*Brief*. Copy every line from the material below that holds "JSON".

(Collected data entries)
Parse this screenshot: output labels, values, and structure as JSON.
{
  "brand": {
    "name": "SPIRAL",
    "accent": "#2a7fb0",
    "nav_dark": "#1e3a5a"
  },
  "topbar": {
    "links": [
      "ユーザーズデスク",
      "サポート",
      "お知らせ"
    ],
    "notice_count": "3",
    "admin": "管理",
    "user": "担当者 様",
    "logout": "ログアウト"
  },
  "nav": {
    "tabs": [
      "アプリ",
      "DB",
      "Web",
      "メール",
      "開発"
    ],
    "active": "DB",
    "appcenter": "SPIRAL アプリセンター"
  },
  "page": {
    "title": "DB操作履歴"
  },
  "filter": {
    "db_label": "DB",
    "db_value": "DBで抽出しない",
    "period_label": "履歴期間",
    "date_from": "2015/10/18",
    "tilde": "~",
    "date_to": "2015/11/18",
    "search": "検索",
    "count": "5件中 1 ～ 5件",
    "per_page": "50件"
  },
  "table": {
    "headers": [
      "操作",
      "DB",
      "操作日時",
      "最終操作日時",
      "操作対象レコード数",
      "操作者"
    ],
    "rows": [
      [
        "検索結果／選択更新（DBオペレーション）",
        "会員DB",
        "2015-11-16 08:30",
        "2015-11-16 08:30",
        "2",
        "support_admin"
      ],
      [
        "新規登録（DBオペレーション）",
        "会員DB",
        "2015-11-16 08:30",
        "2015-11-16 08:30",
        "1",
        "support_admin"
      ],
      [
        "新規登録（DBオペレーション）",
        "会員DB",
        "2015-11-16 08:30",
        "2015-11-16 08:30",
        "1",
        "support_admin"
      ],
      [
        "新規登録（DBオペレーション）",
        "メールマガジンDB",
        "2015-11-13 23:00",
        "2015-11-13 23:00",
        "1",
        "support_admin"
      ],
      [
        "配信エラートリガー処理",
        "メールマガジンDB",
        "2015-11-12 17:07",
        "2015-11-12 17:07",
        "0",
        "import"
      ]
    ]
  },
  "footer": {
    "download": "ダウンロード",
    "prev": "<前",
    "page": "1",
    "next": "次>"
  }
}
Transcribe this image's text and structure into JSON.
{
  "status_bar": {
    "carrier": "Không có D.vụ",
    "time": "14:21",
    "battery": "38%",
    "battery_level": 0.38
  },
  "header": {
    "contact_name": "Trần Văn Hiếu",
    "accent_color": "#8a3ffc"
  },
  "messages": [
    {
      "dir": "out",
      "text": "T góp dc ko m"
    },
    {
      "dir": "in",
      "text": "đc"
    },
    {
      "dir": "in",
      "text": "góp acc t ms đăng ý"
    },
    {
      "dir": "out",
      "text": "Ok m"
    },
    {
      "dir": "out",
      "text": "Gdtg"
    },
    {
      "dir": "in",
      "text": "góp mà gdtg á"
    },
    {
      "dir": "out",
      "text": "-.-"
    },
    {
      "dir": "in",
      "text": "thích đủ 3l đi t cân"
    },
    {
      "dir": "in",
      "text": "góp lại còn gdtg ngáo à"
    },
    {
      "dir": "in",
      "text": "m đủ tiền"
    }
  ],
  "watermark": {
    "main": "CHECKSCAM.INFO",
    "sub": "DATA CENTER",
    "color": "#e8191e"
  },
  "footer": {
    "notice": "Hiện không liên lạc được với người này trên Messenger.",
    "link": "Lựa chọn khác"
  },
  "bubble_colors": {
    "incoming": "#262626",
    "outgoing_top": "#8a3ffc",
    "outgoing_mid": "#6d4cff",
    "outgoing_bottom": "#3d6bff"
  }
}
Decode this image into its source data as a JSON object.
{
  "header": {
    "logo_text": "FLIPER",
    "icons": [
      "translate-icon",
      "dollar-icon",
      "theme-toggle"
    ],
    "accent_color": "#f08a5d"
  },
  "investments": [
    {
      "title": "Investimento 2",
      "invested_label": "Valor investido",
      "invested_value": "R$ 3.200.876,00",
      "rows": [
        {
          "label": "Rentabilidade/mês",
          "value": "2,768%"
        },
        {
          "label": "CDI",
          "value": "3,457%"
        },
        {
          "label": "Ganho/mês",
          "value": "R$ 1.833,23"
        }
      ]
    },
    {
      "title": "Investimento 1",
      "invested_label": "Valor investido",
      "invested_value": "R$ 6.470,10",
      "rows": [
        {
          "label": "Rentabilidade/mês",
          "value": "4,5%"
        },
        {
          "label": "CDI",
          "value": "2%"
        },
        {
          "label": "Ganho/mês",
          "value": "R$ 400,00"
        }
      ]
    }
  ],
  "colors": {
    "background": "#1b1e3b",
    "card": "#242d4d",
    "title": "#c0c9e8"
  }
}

*Response to this exercise*.
Parse this screenshot: output labels, values, and structure as JSON.
Transcribe this image's text and structure into JSON.
Decode this image into its source data as a JSON object.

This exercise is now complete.